Every line from the one with "Type out the text in this image." through the end of the entries below should be written out exactly; the pictures should not.
## BEGIN INPUT DATA
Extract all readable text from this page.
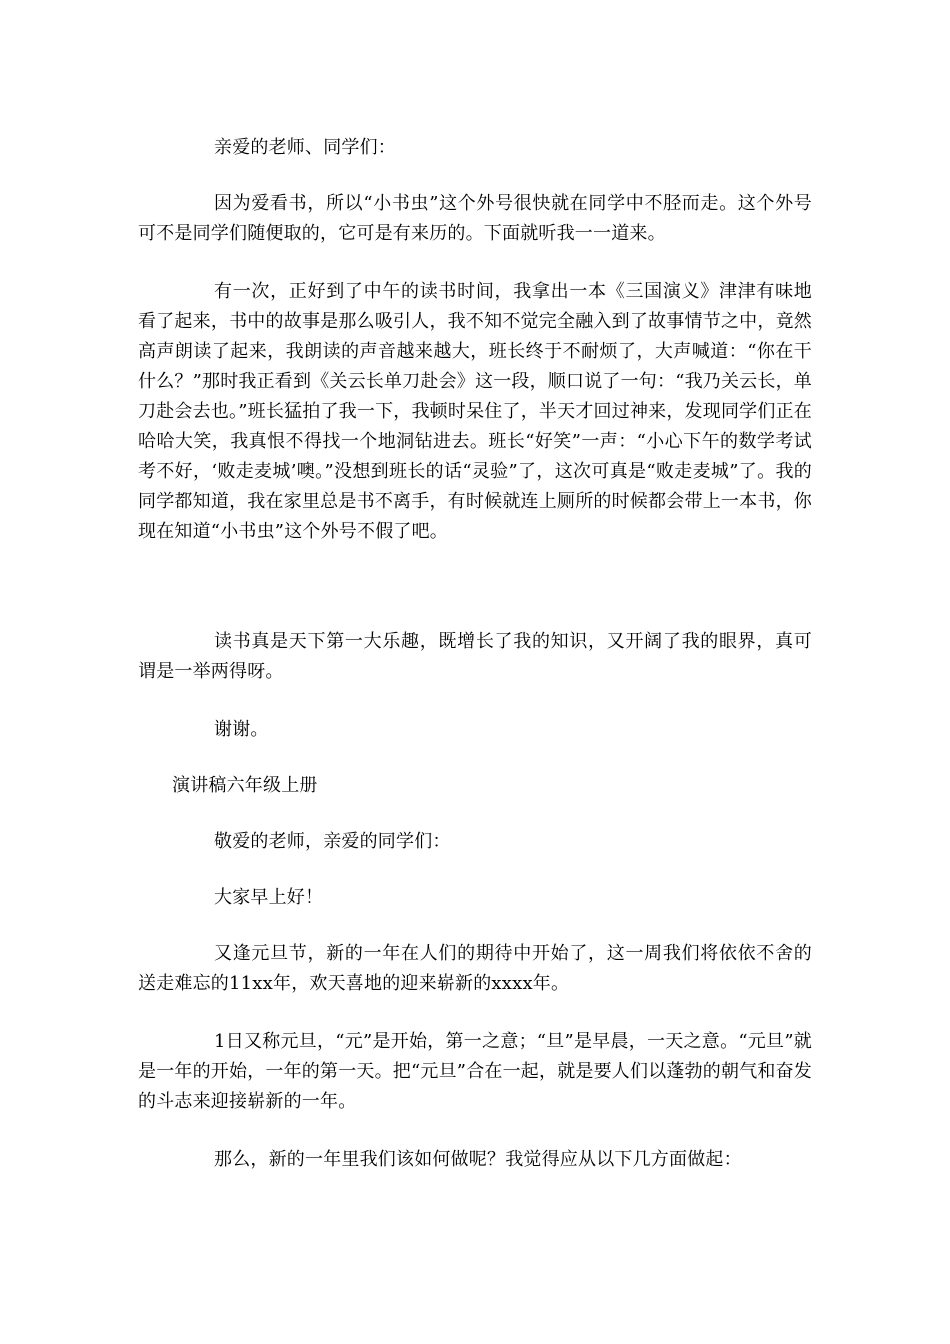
亲爱的老师、同学们：

因为爱看书，所以“小书虫”这个外号很快就在同学中不胫而走。这个外号可不是同学们随便取的，它可是有来历的。下面就听我一一道来。

有一次，正好到了中午的读书时间，我拿出一本《三国演义》津津有味地看了起来，书中的故事是那么吸引人，我不知不觉完全融入到了故事情节之中，竟然高声朗读了起来，我朗读的声音越来越大，班长终于不耐烦了，大声喊道：“你在干什么？”那时我正看到《关云长单刀赴会》这一段，顺口说了一句：“我乃关云长，单刀赴会去也。”班长猛拍了我一下，我顿时呆住了，半天才回过神来，发现同学们正在哈哈大笑，我真恨不得找一个地洞钻进去。班长“好笑”一声：“小心下午的数学考试考不好，‘败走麦城’噢。”没想到班长的话“灵验”了，这次可真是“败走麦城”了。我的同学都知道，我在家里总是书不离手，有时候就连上厕所的时候都会带上一本书，你现在知道“小书虫”这个外号不假了吧。

读书真是天下第一大乐趣，既增长了我的知识，又开阔了我的眼界，真可谓是一举两得呀。

谢谢。

演讲稿六年级上册

敬爱的老师，亲爱的同学们：

大家早上好！

又逢元旦节，新的一年在人们的期待中开始了，这一周我们将依依不舍的送走难忘的11xx年，欢天喜地的迎来崭新的xxxx年。

1日又称元旦，“元”是开始，第一之意；“旦”是早晨，一天之意。“元旦”就是一年的开始，一年的第一天。把“元旦”合在一起，就是要人们以蓬勃的朝气和奋发的斗志来迎接崭新的一年。

那么，新的一年里我们该如何做呢？我觉得应从以下几方面做起：
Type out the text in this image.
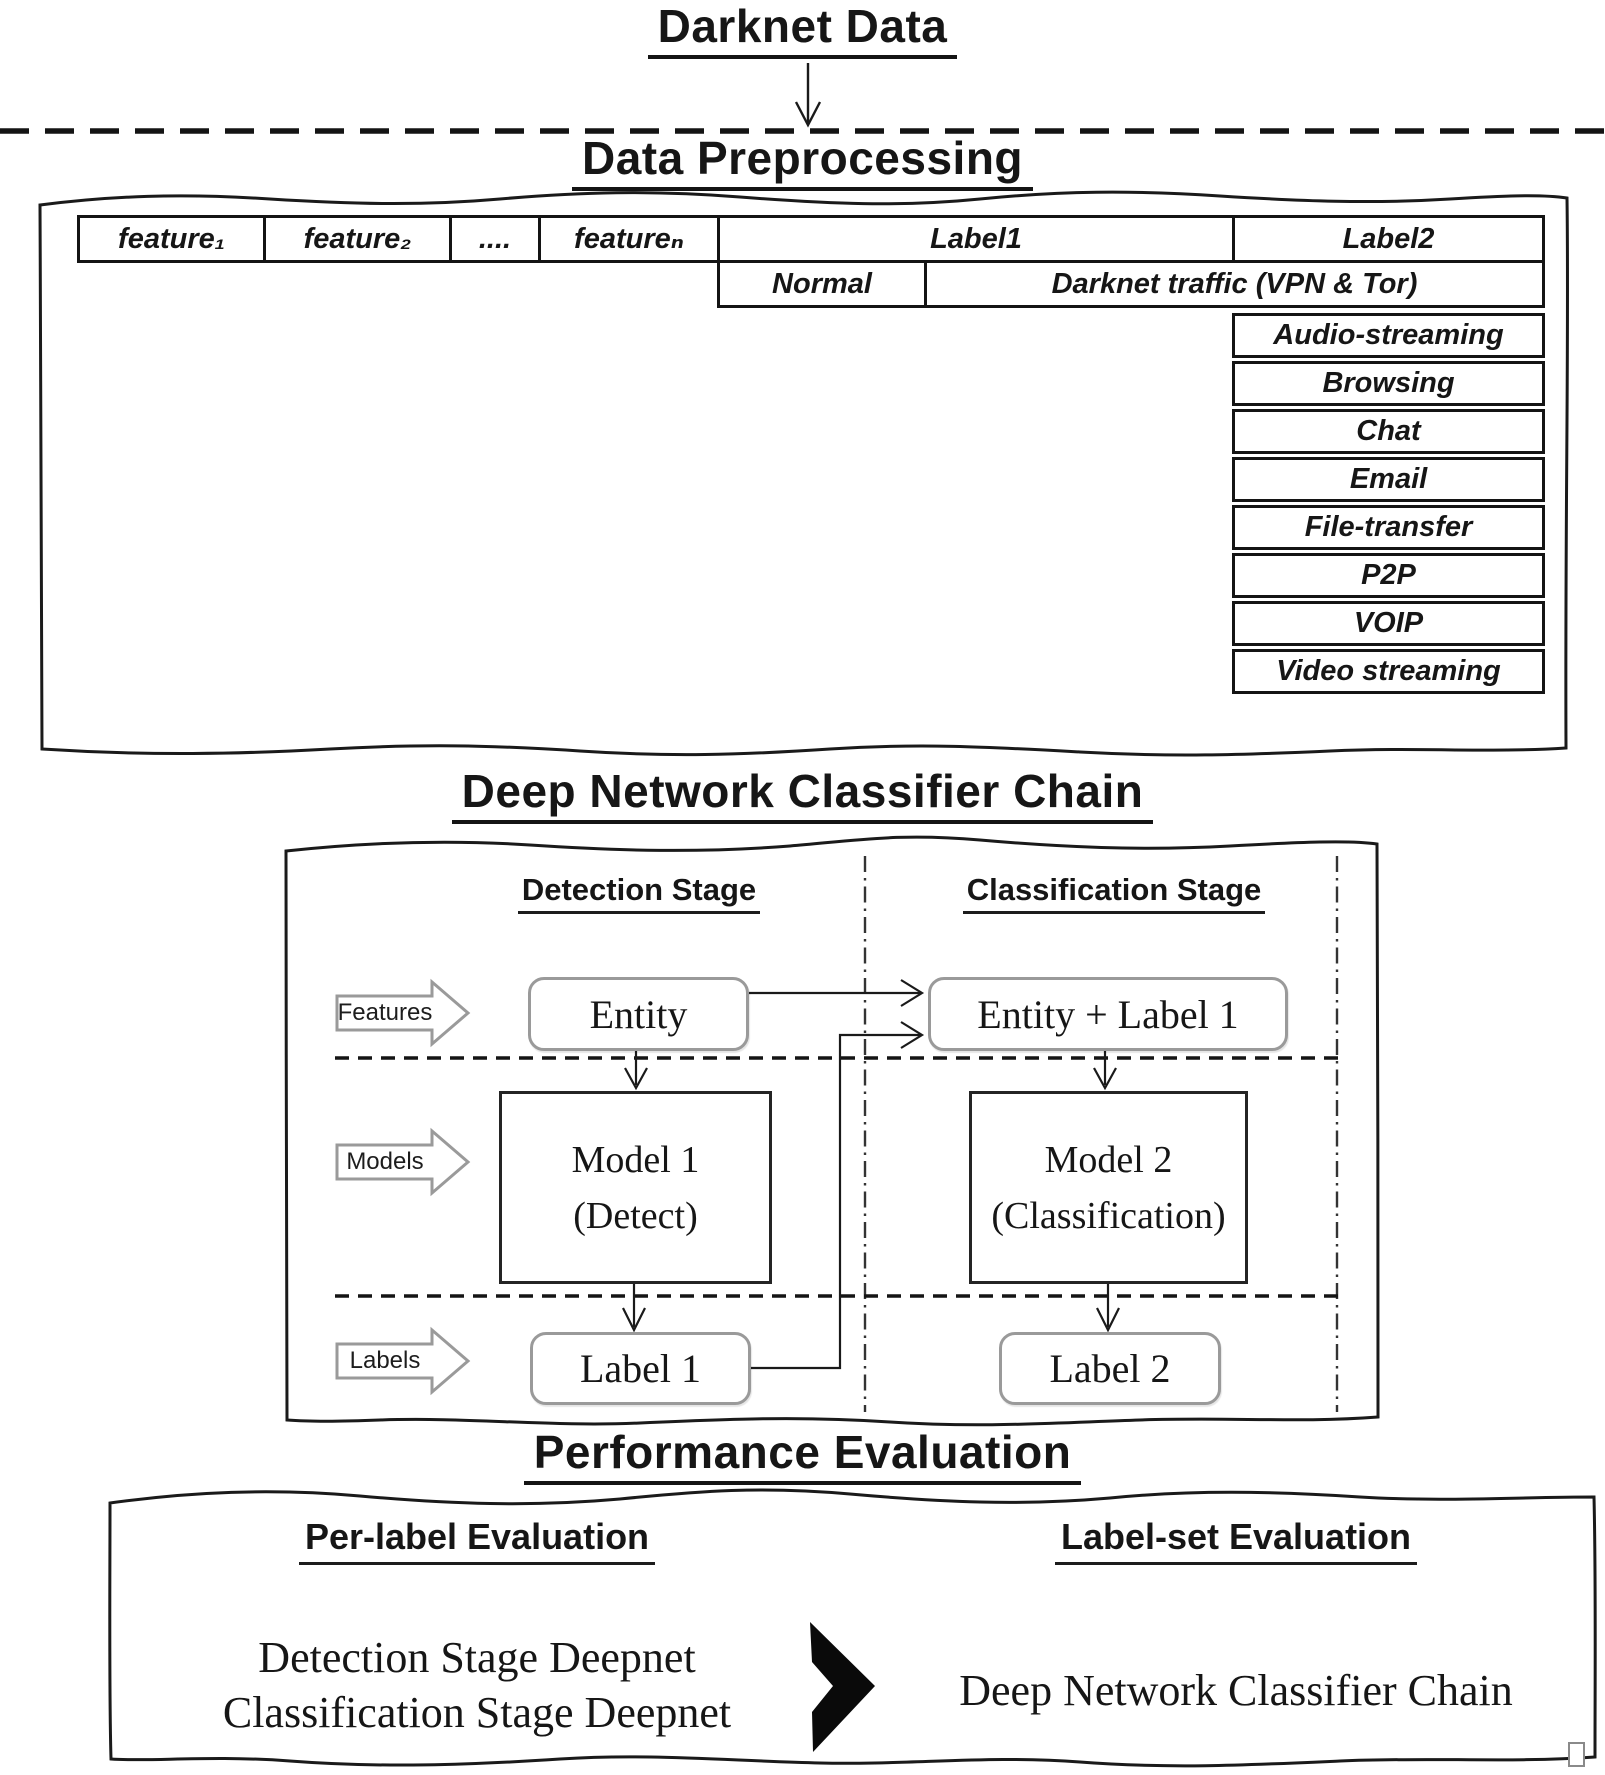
Darknet Data
Data Preprocessing
feature₁	feature₂	....	featureₙ	Label1	Label2
Normal	Darknet traffic (VPN & Tor)
Audio-streaming
Browsing
Chat
Email
File-transfer
P2P
VOIP
Video streaming
Deep Network Classifier Chain
Detection Stage	Classification Stage
Features
Models
Labels
Entity	Entity + Label 1
Model 1
(Detect)
Model 2
(Classification)
Label 1	Label 2
Performance Evaluation
Per-label Evaluation	Label-set Evaluation
Detection Stage Deepnet
Classification Stage Deepnet	Deep Network Classifier Chain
## END INPUT DATA
FINAL RESULT –
Type out the text in this image.
Darknet Data
Data Preprocessing
feature₁	feature₂	....	featureₙ	Label1	Label2
Normal	Darknet traffic (VPN & Tor)
Audio-streaming
Browsing
Chat
Email
File-transfer
P2P
VOIP
Video streaming
Deep Network Classifier Chain
Detection Stage	Classification Stage
Features
Models
Labels
Entity	Entity + Label 1
Model 1
(Detect)
Model 2
(Classification)
Label 1	Label 2
Performance Evaluation
Per-label Evaluation	Label-set Evaluation
Detection Stage Deepnet
Classification Stage Deepnet	Deep Network Classifier Chain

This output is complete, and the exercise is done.